== Exercise task ==
Report only the number of lines holding "공정증서정본에".
::: Supplied records :::
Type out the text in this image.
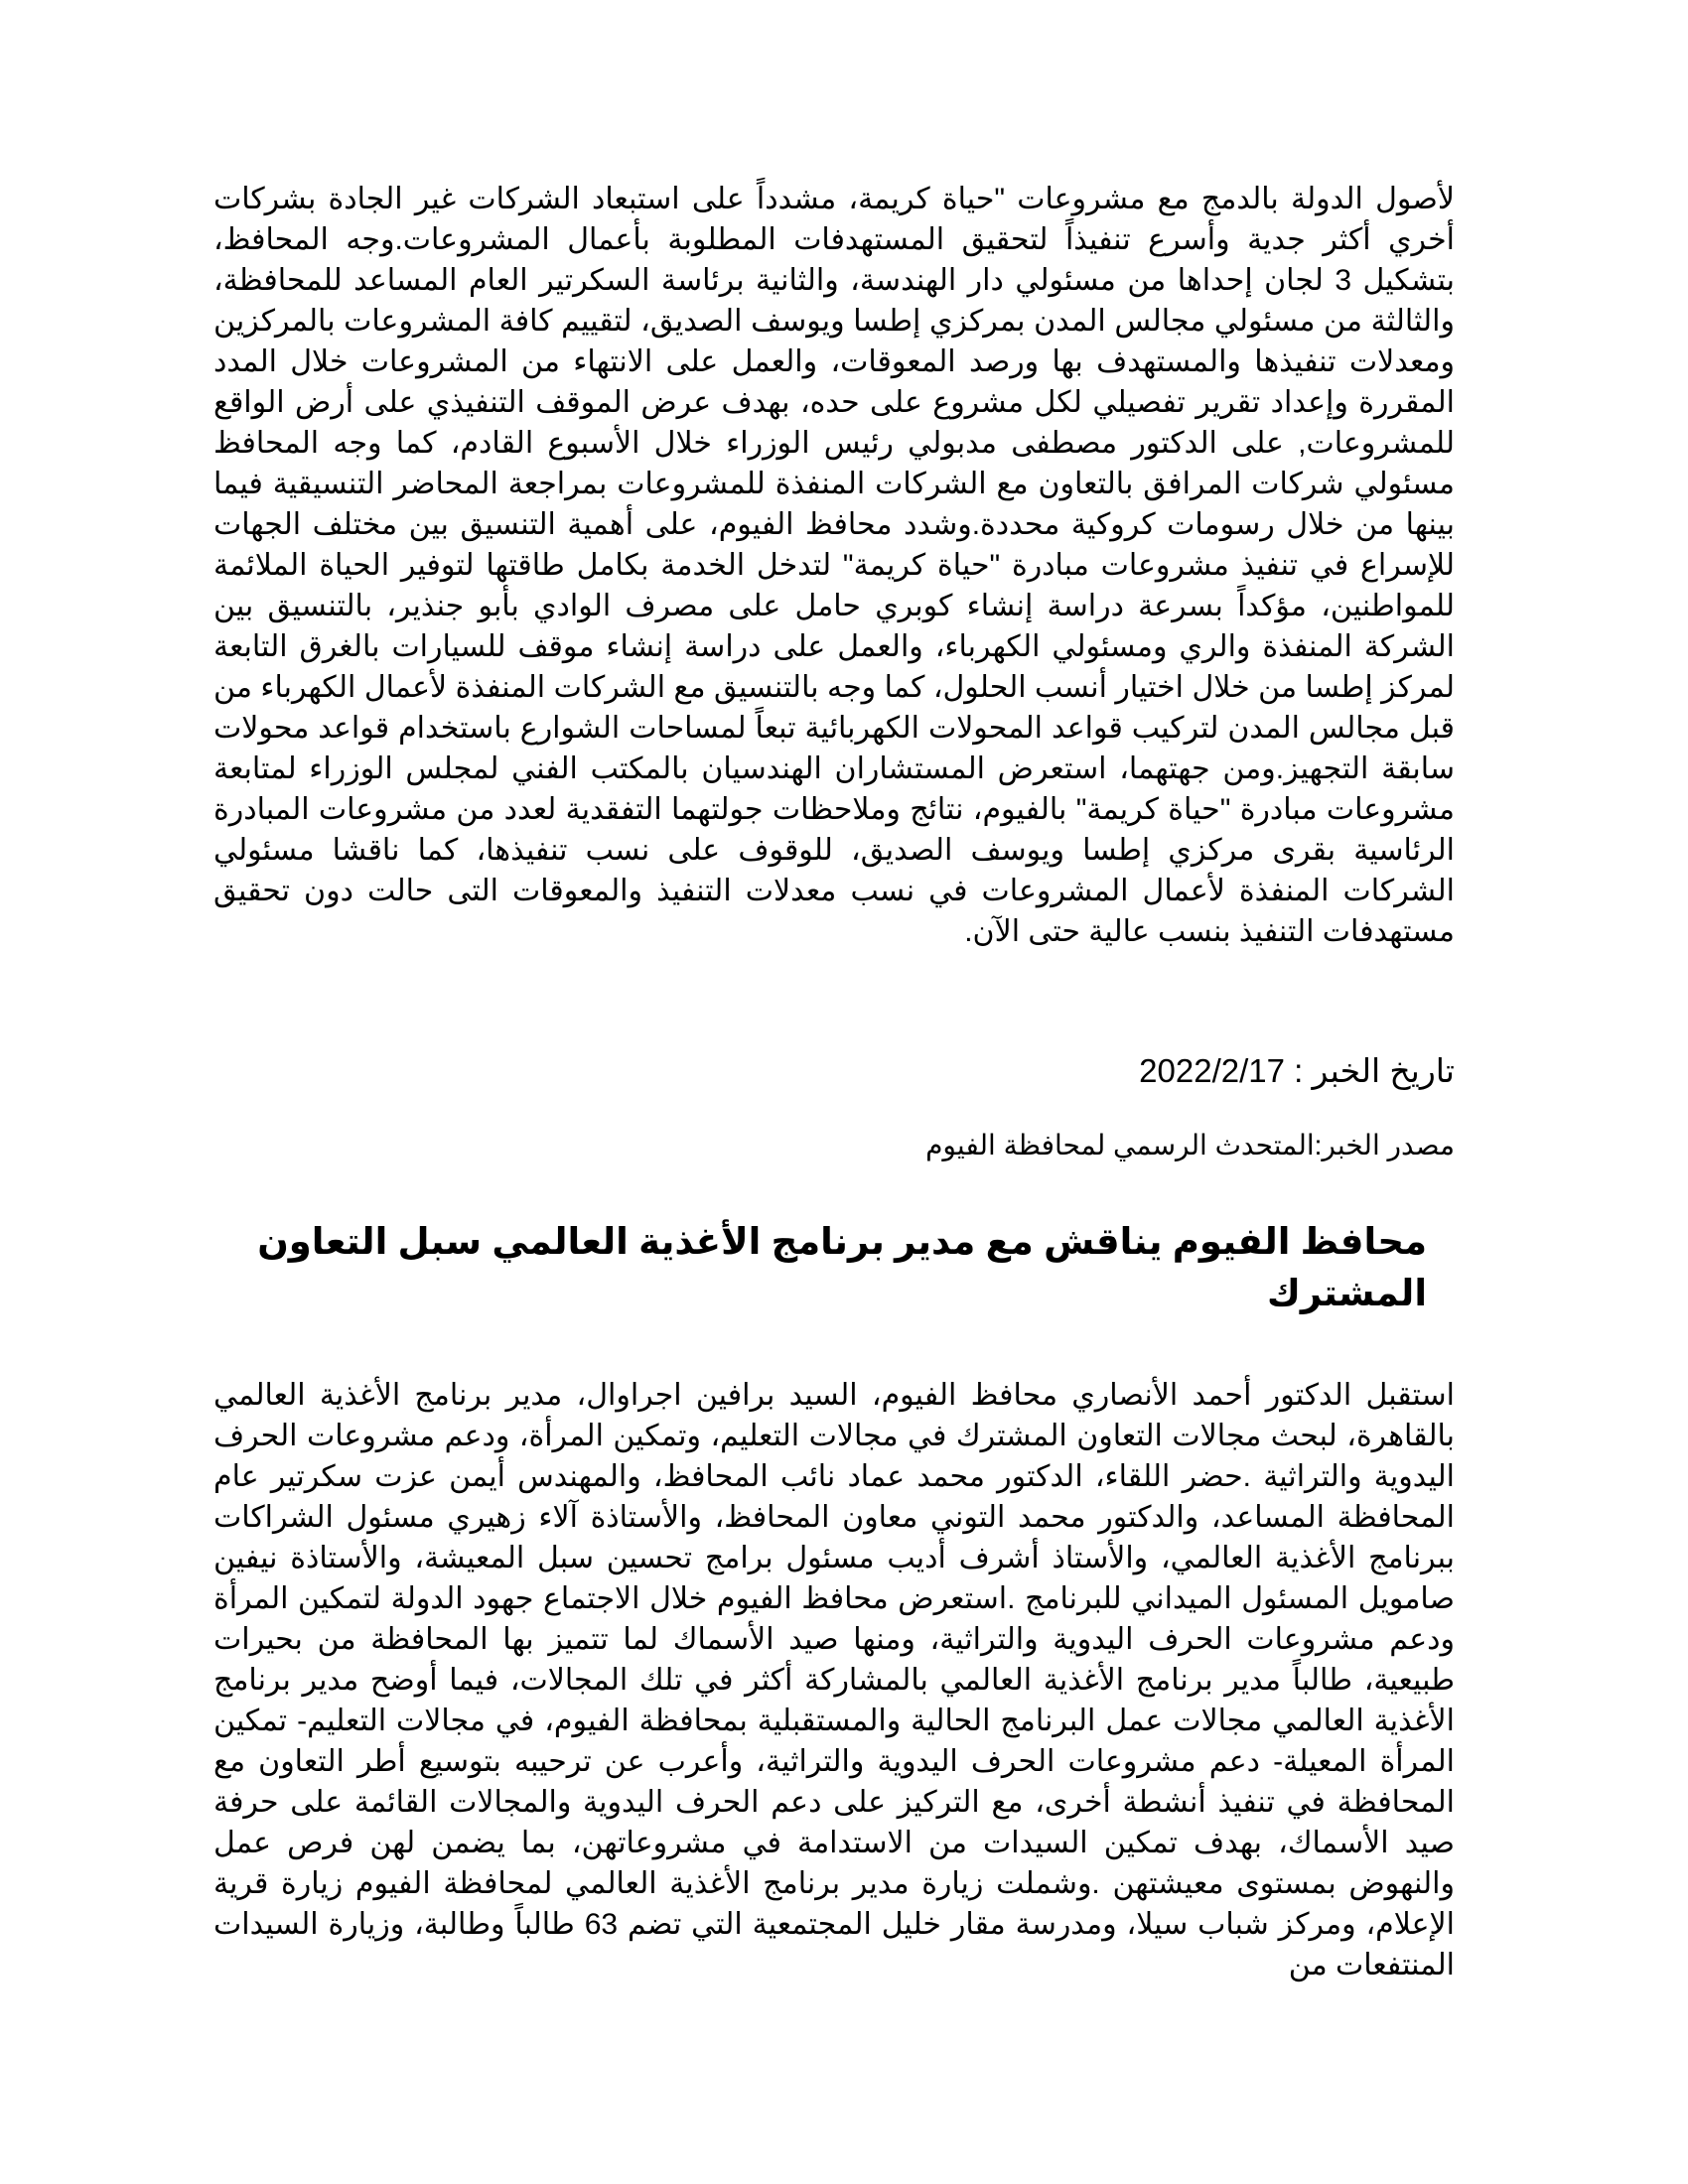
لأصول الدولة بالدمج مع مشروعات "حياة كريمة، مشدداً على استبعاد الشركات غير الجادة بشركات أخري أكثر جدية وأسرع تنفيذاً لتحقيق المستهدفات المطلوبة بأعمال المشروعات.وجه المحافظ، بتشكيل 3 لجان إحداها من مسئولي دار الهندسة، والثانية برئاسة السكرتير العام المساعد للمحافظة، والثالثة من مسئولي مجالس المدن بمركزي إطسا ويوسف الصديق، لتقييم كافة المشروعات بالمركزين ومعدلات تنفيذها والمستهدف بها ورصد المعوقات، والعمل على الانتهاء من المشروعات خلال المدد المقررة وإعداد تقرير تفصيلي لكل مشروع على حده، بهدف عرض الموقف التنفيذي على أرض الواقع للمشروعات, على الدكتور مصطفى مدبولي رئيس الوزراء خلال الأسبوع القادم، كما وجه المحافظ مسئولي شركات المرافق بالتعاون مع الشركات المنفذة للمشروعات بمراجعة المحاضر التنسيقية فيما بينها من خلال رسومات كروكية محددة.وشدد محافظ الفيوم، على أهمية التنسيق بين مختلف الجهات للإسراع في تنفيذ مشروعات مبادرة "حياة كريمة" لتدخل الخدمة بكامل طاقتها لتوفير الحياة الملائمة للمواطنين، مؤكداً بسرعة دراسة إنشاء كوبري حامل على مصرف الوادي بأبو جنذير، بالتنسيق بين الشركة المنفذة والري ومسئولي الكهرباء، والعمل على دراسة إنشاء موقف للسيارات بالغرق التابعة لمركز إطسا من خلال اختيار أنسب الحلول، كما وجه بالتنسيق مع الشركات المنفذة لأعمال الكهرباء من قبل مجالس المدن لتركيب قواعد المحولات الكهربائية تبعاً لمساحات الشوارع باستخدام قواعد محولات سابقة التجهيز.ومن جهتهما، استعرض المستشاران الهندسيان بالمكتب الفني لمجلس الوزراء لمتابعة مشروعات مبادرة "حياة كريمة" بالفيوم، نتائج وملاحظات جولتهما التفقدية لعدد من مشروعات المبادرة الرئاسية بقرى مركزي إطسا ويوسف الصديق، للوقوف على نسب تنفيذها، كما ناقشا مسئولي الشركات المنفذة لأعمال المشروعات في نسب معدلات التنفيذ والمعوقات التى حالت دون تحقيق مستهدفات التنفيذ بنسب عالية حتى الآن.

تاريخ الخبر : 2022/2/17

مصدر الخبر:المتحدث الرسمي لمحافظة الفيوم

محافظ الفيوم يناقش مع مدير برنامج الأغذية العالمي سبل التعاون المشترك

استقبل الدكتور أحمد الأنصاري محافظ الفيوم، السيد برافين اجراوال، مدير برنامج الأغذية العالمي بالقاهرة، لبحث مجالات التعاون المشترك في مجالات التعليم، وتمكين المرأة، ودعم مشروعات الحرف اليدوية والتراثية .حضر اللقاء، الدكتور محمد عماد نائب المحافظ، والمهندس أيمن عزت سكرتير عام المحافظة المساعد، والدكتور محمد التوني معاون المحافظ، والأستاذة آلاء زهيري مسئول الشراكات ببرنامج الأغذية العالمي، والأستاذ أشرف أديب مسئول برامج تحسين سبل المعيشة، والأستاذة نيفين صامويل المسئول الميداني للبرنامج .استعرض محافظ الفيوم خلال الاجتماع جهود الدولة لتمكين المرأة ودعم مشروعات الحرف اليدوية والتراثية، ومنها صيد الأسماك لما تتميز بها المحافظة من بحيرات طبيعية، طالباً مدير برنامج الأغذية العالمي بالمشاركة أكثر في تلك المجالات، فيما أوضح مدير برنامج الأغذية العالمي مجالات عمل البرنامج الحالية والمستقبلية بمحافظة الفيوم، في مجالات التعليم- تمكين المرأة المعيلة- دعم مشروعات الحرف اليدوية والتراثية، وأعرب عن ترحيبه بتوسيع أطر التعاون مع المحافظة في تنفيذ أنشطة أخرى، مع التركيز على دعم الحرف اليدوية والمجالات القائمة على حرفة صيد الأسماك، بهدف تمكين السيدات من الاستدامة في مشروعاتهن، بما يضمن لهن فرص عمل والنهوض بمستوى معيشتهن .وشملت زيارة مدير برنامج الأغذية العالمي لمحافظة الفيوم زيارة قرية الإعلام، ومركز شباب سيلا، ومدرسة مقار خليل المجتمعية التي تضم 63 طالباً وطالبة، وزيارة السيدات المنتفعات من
:::
::: Supplied records :::
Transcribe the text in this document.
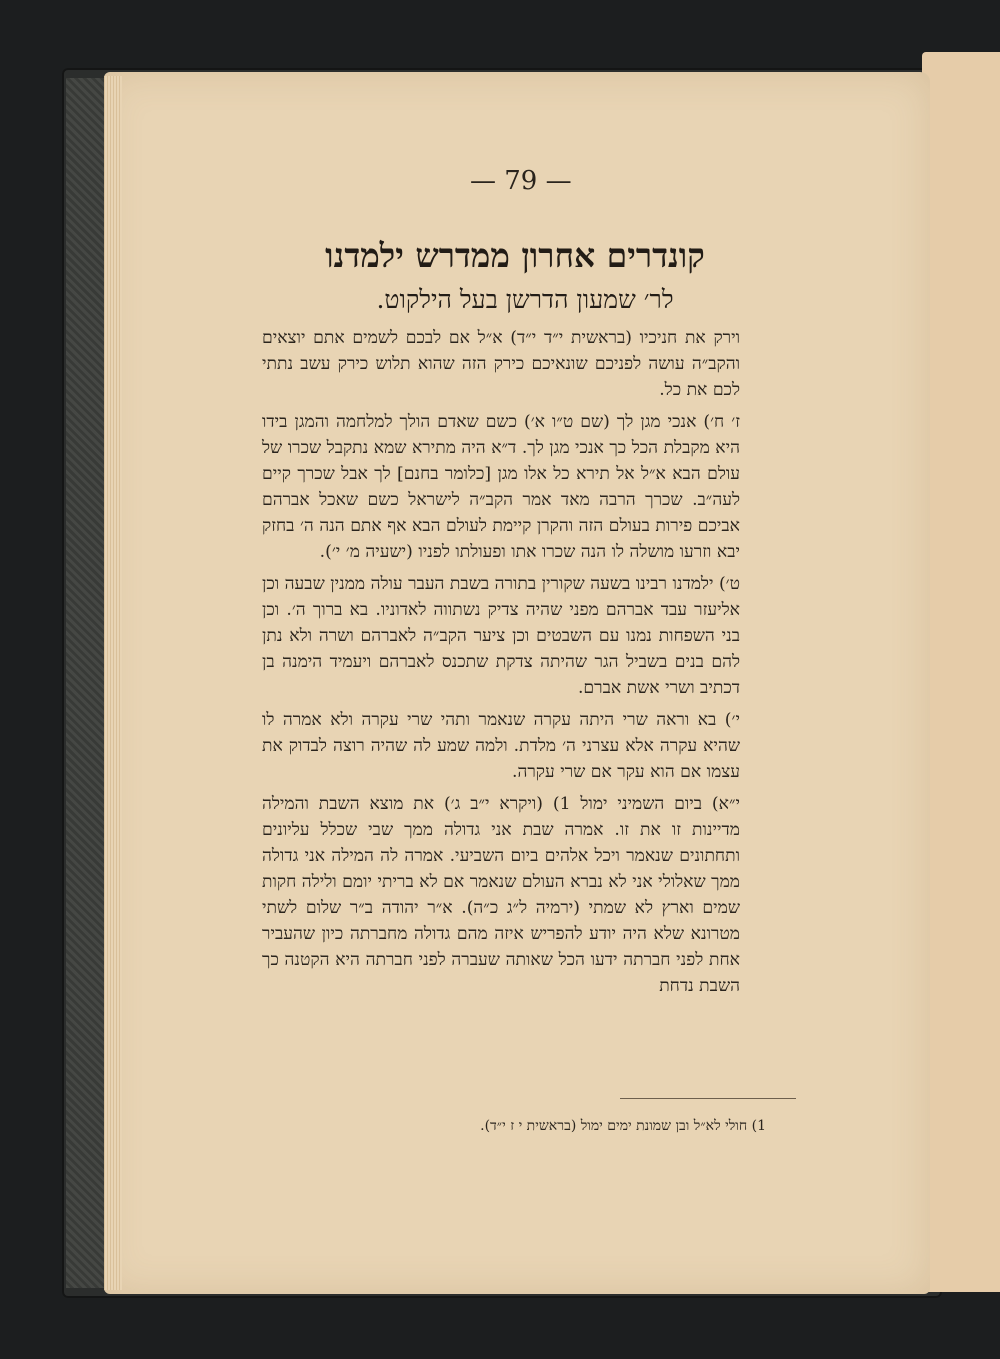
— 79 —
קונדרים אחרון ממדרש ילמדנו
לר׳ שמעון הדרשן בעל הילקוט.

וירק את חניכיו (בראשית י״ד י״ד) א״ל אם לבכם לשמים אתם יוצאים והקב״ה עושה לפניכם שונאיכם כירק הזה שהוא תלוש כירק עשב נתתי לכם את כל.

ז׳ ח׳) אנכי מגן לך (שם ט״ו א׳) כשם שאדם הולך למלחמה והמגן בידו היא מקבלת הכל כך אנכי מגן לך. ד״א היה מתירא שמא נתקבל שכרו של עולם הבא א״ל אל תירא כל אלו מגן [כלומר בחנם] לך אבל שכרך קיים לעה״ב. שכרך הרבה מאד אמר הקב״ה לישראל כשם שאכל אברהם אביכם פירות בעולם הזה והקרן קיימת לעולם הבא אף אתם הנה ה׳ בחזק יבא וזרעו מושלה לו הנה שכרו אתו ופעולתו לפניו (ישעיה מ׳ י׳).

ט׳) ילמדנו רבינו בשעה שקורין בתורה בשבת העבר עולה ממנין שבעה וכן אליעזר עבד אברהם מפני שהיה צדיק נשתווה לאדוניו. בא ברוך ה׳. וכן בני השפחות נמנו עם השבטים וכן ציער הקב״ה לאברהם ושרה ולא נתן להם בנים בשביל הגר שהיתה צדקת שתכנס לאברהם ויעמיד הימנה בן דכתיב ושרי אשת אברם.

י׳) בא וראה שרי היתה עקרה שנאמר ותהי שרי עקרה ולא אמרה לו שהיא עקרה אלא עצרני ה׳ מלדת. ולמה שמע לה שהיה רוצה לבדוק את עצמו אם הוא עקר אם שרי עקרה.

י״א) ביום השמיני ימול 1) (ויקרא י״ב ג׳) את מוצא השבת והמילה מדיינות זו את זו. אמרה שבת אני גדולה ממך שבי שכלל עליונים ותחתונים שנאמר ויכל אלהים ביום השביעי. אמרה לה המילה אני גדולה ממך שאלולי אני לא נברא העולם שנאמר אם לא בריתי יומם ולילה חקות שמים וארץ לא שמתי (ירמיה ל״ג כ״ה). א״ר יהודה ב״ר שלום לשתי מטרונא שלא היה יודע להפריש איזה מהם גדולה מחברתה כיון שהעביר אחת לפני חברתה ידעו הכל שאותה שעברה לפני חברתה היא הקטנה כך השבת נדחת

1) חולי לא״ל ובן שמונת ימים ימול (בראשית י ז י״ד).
:::
::: Supplied records :::
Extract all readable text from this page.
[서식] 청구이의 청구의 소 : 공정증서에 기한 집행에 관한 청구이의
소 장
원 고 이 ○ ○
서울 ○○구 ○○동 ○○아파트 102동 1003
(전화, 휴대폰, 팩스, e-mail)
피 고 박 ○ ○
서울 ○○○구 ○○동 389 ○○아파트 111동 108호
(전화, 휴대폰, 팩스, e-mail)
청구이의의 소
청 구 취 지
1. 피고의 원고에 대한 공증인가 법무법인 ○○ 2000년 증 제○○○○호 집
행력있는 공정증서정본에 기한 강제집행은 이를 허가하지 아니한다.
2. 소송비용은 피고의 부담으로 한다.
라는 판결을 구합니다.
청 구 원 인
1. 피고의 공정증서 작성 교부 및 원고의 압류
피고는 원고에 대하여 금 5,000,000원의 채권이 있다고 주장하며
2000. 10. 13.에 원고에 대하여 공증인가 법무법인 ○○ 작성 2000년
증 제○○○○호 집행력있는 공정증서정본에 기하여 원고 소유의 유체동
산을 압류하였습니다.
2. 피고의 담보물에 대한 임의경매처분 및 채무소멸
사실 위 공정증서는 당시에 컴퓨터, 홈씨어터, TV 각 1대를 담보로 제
:::
== Output below ==
2